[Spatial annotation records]
▼

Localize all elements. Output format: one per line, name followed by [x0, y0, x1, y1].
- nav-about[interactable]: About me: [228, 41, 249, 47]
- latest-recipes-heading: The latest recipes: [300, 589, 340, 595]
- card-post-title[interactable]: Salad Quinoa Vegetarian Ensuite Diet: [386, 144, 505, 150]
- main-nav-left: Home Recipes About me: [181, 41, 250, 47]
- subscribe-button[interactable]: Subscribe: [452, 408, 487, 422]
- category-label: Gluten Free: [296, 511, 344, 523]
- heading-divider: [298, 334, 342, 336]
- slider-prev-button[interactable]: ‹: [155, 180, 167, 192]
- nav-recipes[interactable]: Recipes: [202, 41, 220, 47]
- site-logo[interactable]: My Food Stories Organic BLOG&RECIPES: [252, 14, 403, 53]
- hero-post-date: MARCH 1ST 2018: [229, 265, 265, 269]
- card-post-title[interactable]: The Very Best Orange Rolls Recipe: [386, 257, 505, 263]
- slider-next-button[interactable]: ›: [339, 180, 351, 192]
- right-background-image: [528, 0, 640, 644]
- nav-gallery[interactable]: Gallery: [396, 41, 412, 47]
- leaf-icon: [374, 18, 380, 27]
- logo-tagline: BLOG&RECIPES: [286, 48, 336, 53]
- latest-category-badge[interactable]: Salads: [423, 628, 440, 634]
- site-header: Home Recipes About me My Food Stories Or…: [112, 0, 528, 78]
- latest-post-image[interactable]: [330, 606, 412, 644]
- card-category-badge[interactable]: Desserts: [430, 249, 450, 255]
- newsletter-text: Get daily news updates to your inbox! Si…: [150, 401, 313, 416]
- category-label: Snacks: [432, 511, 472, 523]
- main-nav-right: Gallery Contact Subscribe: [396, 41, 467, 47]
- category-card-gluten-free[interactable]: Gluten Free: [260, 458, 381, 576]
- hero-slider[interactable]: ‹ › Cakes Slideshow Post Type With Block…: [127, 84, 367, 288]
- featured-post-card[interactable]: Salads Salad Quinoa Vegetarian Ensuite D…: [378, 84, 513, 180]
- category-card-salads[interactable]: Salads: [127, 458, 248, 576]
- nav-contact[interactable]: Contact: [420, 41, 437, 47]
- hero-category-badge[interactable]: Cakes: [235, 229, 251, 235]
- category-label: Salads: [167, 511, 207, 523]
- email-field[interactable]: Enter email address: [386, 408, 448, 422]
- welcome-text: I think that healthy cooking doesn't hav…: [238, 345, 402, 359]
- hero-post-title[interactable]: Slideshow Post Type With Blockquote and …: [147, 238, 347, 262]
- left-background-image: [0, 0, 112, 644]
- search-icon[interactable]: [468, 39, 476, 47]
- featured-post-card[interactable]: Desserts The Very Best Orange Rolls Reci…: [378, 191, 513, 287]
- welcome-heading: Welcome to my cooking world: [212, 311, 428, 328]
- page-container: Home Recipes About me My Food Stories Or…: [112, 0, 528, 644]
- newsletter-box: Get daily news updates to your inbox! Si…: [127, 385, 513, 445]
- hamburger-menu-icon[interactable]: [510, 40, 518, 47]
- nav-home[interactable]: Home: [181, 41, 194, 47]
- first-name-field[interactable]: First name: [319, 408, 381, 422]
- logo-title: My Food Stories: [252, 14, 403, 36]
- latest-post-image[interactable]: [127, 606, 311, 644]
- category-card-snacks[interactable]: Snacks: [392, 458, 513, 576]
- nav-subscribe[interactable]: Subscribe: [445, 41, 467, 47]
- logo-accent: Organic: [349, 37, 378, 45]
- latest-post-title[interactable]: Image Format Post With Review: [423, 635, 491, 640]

▲

JOB. Reproduce all of the material above verbatim, line for line.

FINAL RESULT.
Localize all elements. Output format: one per line, name followed by [x0, y0, x1, y1].
- nav-about[interactable]: About me: [228, 41, 249, 47]
- latest-recipes-heading: The latest recipes: [300, 589, 340, 595]
- card-post-title[interactable]: Salad Quinoa Vegetarian Ensuite Diet: [386, 144, 505, 150]
- main-nav-left: Home Recipes About me: [181, 41, 250, 47]
- subscribe-button[interactable]: Subscribe: [452, 408, 487, 422]
- category-label: Gluten Free: [296, 511, 344, 523]
- heading-divider: [298, 334, 342, 336]
- slider-prev-button[interactable]: ‹: [155, 180, 167, 192]
- nav-recipes[interactable]: Recipes: [202, 41, 220, 47]
- site-logo[interactable]: My Food Stories Organic BLOG&RECIPES: [252, 14, 403, 53]
- hero-post-date: MARCH 1ST 2018: [229, 265, 265, 269]
- card-post-title[interactable]: The Very Best Orange Rolls Recipe: [386, 257, 505, 263]
- slider-next-button[interactable]: ›: [339, 180, 351, 192]
- right-background-image: [528, 0, 640, 644]
- nav-gallery[interactable]: Gallery: [396, 41, 412, 47]
- leaf-icon: [374, 18, 380, 27]
- logo-tagline: BLOG&RECIPES: [286, 48, 336, 53]
- latest-category-badge[interactable]: Salads: [423, 628, 440, 634]
- site-header: Home Recipes About me My Food Stories Or…: [112, 0, 528, 78]
- latest-post-image[interactable]: [330, 606, 412, 644]
- card-category-badge[interactable]: Desserts: [430, 249, 450, 255]
- newsletter-text: Get daily news updates to your inbox! Si…: [150, 401, 313, 416]
- category-label: Snacks: [432, 511, 472, 523]
- main-nav-right: Gallery Contact Subscribe: [396, 41, 467, 47]
- category-card-gluten-free[interactable]: Gluten Free: [260, 458, 381, 576]
- hero-slider[interactable]: ‹ › Cakes Slideshow Post Type With Block…: [127, 84, 367, 288]
- featured-post-card[interactable]: Salads Salad Quinoa Vegetarian Ensuite D…: [378, 84, 513, 180]
- category-card-salads[interactable]: Salads: [127, 458, 248, 576]
- nav-contact[interactable]: Contact: [420, 41, 437, 47]
- hero-category-badge[interactable]: Cakes: [235, 229, 251, 235]
- category-label: Salads: [167, 511, 207, 523]
- email-field[interactable]: Enter email address: [386, 408, 448, 422]
- welcome-text: I think that healthy cooking doesn't hav…: [238, 345, 402, 359]
- hero-post-title[interactable]: Slideshow Post Type With Blockquote and …: [147, 238, 347, 262]
- left-background-image: [0, 0, 112, 644]
- search-icon[interactable]: [468, 39, 476, 47]
- featured-post-card[interactable]: Desserts The Very Best Orange Rolls Reci…: [378, 191, 513, 287]
- welcome-heading: Welcome to my cooking world: [212, 311, 428, 328]
- page-container: Home Recipes About me My Food Stories Or…: [112, 0, 528, 644]
- newsletter-box: Get daily news updates to your inbox! Si…: [127, 385, 513, 445]
- hamburger-menu-icon[interactable]: [510, 40, 518, 47]
- nav-home[interactable]: Home: [181, 41, 194, 47]
- first-name-field[interactable]: First name: [319, 408, 381, 422]
- logo-title: My Food Stories: [252, 14, 403, 36]
- latest-post-image[interactable]: [127, 606, 311, 644]
- category-card-snacks[interactable]: Snacks: [392, 458, 513, 576]
- nav-subscribe[interactable]: Subscribe: [445, 41, 467, 47]
- logo-accent: Organic: [349, 37, 378, 45]
- latest-post-title[interactable]: Image Format Post With Review: [423, 635, 491, 640]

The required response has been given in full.